Extract all records. Keep each one exact.
---------- Supplied data ----------
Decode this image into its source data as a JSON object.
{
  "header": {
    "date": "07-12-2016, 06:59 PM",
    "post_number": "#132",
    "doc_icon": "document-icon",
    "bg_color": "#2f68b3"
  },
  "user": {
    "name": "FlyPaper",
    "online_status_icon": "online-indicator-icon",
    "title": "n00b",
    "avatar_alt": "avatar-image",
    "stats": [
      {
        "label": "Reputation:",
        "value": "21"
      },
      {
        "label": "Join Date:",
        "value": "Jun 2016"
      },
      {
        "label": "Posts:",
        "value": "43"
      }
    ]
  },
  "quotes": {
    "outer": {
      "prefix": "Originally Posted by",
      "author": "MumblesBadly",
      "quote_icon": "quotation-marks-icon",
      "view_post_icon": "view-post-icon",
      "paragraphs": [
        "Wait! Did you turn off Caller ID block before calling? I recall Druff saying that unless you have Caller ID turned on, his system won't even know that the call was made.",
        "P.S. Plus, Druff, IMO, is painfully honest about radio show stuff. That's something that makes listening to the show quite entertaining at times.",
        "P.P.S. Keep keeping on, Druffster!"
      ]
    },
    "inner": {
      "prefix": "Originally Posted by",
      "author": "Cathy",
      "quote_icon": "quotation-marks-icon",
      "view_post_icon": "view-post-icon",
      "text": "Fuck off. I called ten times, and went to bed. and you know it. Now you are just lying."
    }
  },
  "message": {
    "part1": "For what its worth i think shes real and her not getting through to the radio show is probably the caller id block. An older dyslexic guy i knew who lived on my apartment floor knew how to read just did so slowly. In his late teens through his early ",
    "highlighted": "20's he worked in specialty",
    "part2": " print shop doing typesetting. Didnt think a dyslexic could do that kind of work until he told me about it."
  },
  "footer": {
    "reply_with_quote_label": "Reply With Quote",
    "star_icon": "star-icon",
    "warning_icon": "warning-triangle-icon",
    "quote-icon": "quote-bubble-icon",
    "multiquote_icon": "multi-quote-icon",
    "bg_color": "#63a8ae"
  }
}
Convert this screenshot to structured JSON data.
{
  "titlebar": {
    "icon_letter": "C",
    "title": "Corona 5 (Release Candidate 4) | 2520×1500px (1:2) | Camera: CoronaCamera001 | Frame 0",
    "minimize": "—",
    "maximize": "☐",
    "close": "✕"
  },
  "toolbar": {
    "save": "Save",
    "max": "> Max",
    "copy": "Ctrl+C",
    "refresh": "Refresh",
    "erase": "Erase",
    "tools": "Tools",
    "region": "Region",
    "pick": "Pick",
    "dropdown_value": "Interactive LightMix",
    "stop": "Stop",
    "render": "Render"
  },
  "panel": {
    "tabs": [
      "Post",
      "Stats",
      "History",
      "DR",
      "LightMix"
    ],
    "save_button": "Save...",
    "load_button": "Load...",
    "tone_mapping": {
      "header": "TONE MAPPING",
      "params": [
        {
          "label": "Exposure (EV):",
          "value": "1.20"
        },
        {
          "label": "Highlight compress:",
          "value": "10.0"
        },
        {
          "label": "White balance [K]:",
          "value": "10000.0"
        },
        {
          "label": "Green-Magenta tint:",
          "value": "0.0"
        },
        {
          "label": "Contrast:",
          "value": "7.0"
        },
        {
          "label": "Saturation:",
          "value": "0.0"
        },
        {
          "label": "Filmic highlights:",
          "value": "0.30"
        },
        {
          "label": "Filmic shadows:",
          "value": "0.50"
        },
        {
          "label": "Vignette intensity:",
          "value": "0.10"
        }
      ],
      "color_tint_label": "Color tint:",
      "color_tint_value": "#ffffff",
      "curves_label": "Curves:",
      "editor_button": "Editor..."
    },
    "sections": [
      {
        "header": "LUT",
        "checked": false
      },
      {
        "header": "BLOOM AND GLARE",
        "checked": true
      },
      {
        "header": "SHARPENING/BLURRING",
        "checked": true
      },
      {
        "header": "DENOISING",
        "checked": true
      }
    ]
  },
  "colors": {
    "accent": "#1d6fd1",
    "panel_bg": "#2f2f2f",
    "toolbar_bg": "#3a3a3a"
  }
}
----------
» **The solution**:
Decode this image into its source data as a JSON object.
{
  "header": {
    "date": "07-12-2016, 06:59 PM",
    "post_number": "#132",
    "doc_icon": "document-icon",
    "bg_color": "#2f68b3"
  },
  "user": {
    "name": "FlyPaper",
    "online_status_icon": "online-indicator-icon",
    "title": "n00b",
    "avatar_alt": "avatar-image",
    "stats": [
      {
        "label": "Reputation:",
        "value": "21"
      },
      {
        "label": "Join Date:",
        "value": "Jun 2016"
      },
      {
        "label": "Posts:",
        "value": "43"
      }
    ]
  },
  "quotes": {
    "outer": {
      "prefix": "Originally Posted by",
      "author": "MumblesBadly",
      "quote_icon": "quotation-marks-icon",
      "view_post_icon": "view-post-icon",
      "paragraphs": [
        "Wait! Did you turn off Caller ID block before calling? I recall Druff saying that unless you have Caller ID turned on, his system won't even know that the call was made.",
        "P.S. Plus, Druff, IMO, is painfully honest about radio show stuff. That's something that makes listening to the show quite entertaining at times.",
        "P.P.S. Keep keeping on, Druffster!"
      ]
    },
    "inner": {
      "prefix": "Originally Posted by",
      "author": "Cathy",
      "quote_icon": "quotation-marks-icon",
      "view_post_icon": "view-post-icon",
      "text": "Fuck off. I called ten times, and went to bed. and you know it. Now you are just lying."
    }
  },
  "message": {
    "part1": "For what its worth i think shes real and her not getting through to the radio show is probably the caller id block. An older dyslexic guy i knew who lived on my apartment floor knew how to read just did so slowly. In his late teens through his early ",
    "highlighted": "20's he worked in specialty",
    "part2": " print shop doing typesetting. Didnt think a dyslexic could do that kind of work until he told me about it."
  },
  "footer": {
    "reply_with_quote_label": "Reply With Quote",
    "star_icon": "star-icon",
    "warning_icon": "warning-triangle-icon",
    "quote-icon": "quote-bubble-icon",
    "multiquote_icon": "multi-quote-icon",
    "bg_color": "#63a8ae"
  }
}
Convert this screenshot to structured JSON data.
{
  "titlebar": {
    "icon_letter": "C",
    "title": "Corona 5 (Release Candidate 4) | 2520×1500px (1:2) | Camera: CoronaCamera001 | Frame 0",
    "minimize": "—",
    "maximize": "☐",
    "close": "✕"
  },
  "toolbar": {
    "save": "Save",
    "max": "> Max",
    "copy": "Ctrl+C",
    "refresh": "Refresh",
    "erase": "Erase",
    "tools": "Tools",
    "region": "Region",
    "pick": "Pick",
    "dropdown_value": "Interactive LightMix",
    "stop": "Stop",
    "render": "Render"
  },
  "panel": {
    "tabs": [
      "Post",
      "Stats",
      "History",
      "DR",
      "LightMix"
    ],
    "save_button": "Save...",
    "load_button": "Load...",
    "tone_mapping": {
      "header": "TONE MAPPING",
      "params": [
        {
          "label": "Exposure (EV):",
          "value": "1.20"
        },
        {
          "label": "Highlight compress:",
          "value": "10.0"
        },
        {
          "label": "White balance [K]:",
          "value": "10000.0"
        },
        {
          "label": "Green-Magenta tint:",
          "value": "0.0"
        },
        {
          "label": "Contrast:",
          "value": "7.0"
        },
        {
          "label": "Saturation:",
          "value": "0.0"
        },
        {
          "label": "Filmic highlights:",
          "value": "0.30"
        },
        {
          "label": "Filmic shadows:",
          "value": "0.50"
        },
        {
          "label": "Vignette intensity:",
          "value": "0.10"
        }
      ],
      "color_tint_label": "Color tint:",
      "color_tint_value": "#ffffff",
      "curves_label": "Curves:",
      "editor_button": "Editor..."
    },
    "sections": [
      {
        "header": "LUT",
        "checked": false
      },
      {
        "header": "BLOOM AND GLARE",
        "checked": true
      },
      {
        "header": "SHARPENING/BLURRING",
        "checked": true
      },
      {
        "header": "DENOISING",
        "checked": true
      }
    ]
  },
  "colors": {
    "accent": "#1d6fd1",
    "panel_bg": "#2f2f2f",
    "toolbar_bg": "#3a3a3a"
  }
}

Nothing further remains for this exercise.